**INSTRUCTION:**
Extract each line holding the word "talk" from the entries.

-=-=-

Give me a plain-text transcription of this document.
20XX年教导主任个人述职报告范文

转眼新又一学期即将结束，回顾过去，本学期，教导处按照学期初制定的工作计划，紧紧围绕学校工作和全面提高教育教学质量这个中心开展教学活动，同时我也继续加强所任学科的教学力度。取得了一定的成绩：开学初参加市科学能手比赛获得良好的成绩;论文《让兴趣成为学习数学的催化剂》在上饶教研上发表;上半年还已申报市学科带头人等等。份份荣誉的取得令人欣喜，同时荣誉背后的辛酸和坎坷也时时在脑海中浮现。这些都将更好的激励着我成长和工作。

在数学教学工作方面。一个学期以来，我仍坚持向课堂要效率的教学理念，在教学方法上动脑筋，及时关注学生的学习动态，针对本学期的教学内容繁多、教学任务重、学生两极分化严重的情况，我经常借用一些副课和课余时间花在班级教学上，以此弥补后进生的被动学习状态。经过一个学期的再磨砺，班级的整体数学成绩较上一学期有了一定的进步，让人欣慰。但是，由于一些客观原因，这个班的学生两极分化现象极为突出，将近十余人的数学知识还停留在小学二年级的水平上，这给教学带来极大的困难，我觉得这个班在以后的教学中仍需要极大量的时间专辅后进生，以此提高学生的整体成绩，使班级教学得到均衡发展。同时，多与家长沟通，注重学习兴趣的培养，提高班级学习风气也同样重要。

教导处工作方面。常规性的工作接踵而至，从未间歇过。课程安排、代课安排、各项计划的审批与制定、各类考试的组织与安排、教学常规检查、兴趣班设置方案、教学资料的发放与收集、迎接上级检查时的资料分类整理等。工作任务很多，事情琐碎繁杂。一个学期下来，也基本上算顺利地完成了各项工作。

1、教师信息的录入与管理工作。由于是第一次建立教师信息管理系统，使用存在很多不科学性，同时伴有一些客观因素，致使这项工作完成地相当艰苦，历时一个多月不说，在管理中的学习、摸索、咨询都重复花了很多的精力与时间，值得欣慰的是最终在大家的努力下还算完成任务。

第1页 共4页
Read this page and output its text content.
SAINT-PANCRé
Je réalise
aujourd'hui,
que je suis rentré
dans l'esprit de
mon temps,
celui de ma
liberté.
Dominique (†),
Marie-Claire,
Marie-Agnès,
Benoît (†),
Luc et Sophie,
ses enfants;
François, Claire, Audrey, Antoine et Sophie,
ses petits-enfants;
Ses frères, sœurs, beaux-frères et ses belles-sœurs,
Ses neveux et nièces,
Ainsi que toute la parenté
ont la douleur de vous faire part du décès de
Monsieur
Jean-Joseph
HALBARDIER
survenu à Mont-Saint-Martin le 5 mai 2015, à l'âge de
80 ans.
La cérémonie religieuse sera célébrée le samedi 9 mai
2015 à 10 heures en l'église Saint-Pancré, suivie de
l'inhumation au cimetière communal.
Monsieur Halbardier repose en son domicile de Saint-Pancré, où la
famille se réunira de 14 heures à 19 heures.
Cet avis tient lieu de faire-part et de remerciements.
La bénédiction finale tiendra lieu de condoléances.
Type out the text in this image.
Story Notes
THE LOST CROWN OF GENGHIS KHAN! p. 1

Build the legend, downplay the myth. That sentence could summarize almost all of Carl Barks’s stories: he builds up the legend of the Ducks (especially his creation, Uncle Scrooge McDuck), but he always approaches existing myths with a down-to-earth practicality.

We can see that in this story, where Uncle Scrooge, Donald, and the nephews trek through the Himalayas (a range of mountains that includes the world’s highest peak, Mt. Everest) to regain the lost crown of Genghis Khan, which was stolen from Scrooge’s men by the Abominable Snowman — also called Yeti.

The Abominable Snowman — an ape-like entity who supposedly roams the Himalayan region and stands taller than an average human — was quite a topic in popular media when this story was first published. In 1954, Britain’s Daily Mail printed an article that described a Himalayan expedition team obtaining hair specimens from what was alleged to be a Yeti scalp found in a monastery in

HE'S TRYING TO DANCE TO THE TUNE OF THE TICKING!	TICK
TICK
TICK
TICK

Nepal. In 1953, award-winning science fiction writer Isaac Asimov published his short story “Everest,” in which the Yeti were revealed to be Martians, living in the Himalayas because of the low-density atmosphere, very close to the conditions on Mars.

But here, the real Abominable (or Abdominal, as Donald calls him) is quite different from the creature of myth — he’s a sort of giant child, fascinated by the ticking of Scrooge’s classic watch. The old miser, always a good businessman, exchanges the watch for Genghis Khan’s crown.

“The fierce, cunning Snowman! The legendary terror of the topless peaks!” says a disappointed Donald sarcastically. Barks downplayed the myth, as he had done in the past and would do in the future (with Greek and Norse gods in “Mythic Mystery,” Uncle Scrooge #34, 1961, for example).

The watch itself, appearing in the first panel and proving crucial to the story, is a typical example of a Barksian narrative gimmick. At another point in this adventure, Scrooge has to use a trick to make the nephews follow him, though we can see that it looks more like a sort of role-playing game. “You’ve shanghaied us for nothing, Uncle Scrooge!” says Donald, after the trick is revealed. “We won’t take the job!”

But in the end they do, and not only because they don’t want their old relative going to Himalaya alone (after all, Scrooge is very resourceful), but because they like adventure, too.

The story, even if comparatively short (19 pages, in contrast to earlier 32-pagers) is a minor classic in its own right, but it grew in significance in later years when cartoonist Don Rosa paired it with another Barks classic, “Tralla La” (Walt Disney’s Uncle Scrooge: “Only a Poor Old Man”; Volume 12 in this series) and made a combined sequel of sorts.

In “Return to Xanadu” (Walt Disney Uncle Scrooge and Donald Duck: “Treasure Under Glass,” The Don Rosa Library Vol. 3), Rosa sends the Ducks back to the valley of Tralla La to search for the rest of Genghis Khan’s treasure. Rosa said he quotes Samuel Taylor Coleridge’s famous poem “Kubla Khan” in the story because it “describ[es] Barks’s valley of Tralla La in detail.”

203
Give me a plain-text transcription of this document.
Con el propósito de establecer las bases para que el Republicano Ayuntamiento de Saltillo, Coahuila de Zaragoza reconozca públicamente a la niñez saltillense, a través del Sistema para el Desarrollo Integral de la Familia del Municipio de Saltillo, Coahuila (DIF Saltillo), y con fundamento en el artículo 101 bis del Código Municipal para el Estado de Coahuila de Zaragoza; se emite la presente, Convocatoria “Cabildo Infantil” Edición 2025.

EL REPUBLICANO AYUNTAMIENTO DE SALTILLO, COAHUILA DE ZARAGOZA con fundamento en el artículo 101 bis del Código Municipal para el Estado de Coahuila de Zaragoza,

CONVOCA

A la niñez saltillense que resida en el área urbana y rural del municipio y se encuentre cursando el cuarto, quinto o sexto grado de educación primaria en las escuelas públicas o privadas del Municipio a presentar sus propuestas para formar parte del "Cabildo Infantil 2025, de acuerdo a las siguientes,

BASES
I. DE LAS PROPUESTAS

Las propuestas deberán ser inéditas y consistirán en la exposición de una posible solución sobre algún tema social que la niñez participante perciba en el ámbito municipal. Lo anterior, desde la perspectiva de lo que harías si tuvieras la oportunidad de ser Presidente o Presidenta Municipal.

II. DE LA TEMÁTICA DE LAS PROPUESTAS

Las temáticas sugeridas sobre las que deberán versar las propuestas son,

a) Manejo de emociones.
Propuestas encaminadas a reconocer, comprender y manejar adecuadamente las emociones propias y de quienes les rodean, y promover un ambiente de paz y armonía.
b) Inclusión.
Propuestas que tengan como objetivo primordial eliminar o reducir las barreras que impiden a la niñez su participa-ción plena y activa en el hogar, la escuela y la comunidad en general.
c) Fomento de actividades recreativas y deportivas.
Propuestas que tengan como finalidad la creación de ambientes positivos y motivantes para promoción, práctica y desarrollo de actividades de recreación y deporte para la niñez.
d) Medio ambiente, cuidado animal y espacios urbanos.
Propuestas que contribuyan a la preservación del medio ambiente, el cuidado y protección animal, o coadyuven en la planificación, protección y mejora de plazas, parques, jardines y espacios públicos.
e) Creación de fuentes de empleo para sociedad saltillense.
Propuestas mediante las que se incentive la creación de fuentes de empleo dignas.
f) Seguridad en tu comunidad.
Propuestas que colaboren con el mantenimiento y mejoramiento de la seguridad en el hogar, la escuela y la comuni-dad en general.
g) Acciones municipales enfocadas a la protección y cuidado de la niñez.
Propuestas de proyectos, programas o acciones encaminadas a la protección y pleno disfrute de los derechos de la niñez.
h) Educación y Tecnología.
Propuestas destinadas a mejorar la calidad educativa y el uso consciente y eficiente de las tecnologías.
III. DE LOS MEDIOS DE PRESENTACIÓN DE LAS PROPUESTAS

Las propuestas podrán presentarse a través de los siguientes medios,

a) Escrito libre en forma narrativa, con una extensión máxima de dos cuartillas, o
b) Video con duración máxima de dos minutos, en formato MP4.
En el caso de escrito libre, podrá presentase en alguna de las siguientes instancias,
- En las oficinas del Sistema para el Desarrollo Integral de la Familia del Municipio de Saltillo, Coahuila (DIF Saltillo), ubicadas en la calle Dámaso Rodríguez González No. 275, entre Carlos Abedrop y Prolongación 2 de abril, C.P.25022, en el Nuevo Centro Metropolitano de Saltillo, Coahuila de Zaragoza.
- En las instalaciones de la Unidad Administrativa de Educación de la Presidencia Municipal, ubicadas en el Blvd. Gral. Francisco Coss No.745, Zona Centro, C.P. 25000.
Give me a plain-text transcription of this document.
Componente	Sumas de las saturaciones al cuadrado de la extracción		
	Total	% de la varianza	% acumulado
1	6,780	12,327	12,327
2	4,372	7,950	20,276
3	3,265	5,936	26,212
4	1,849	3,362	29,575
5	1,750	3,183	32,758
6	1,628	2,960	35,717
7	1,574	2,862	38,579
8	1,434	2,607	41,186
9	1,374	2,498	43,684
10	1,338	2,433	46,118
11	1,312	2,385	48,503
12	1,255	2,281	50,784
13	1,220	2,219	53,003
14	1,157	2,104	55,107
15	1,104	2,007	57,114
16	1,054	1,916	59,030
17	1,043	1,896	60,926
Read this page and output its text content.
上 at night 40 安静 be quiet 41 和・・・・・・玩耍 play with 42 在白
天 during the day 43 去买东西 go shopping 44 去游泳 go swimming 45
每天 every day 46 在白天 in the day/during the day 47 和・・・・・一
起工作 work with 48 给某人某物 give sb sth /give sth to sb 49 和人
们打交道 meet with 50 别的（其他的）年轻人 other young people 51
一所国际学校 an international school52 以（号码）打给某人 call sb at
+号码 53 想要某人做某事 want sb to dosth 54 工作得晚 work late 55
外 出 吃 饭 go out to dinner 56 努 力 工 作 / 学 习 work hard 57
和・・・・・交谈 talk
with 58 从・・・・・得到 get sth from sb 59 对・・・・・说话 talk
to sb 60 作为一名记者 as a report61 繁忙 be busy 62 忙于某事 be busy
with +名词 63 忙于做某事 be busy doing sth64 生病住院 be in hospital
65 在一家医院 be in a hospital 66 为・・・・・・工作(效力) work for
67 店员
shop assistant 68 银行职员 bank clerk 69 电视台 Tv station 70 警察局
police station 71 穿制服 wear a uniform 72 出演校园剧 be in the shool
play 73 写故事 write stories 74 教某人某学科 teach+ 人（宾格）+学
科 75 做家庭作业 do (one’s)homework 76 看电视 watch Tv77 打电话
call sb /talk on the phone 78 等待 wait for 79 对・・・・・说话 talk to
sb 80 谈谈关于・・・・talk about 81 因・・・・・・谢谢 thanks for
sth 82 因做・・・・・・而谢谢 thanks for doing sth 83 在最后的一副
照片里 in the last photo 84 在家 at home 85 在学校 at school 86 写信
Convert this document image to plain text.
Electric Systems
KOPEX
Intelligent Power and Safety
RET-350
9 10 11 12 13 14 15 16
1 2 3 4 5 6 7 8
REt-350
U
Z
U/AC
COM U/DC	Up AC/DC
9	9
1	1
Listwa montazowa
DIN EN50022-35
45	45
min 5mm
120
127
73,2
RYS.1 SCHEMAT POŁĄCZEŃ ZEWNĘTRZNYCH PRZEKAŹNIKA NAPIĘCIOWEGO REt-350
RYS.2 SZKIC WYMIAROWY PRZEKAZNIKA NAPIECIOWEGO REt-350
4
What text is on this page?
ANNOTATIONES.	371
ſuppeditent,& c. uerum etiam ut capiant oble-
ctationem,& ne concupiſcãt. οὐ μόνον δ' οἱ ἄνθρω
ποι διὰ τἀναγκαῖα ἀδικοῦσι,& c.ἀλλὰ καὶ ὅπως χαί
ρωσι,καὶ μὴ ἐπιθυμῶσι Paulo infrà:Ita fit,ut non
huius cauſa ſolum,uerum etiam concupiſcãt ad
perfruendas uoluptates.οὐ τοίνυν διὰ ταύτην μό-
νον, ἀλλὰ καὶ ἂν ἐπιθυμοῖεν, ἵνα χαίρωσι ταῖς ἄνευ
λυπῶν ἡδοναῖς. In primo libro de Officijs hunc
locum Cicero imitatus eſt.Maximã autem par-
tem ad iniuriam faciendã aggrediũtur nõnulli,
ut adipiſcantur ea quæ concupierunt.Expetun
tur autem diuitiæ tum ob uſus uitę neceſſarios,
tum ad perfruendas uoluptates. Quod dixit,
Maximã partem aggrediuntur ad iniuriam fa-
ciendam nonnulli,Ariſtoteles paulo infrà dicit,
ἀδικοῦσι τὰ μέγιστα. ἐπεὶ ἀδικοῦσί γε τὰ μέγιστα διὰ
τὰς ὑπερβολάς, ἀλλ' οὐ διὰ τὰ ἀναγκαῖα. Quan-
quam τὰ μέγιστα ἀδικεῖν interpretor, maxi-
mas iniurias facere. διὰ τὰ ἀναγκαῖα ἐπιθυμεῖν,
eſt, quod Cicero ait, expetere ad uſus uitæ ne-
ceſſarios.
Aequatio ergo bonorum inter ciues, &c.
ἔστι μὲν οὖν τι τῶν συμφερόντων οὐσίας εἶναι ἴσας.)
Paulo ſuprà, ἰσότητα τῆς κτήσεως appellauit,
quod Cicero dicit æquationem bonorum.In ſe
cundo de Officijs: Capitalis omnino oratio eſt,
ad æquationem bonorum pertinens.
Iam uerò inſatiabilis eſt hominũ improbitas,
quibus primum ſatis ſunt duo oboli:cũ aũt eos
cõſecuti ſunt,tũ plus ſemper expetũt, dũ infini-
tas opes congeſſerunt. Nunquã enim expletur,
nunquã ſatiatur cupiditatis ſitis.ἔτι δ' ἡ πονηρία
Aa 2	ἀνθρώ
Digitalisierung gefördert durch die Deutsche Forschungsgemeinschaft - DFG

-=-=-

**OUTPUT FOR THIS TASK:**
和・・・・・交谈 talk
with 58 从・・・・・得到 get sth from sb 59 对・・・・・说话 talk
call sb /talk on the phone 78 等待 wait for 79 对・・・・・说话 talk to
sb 80 谈谈关于・・・・talk about 81 因・・・・・・谢谢 thanks for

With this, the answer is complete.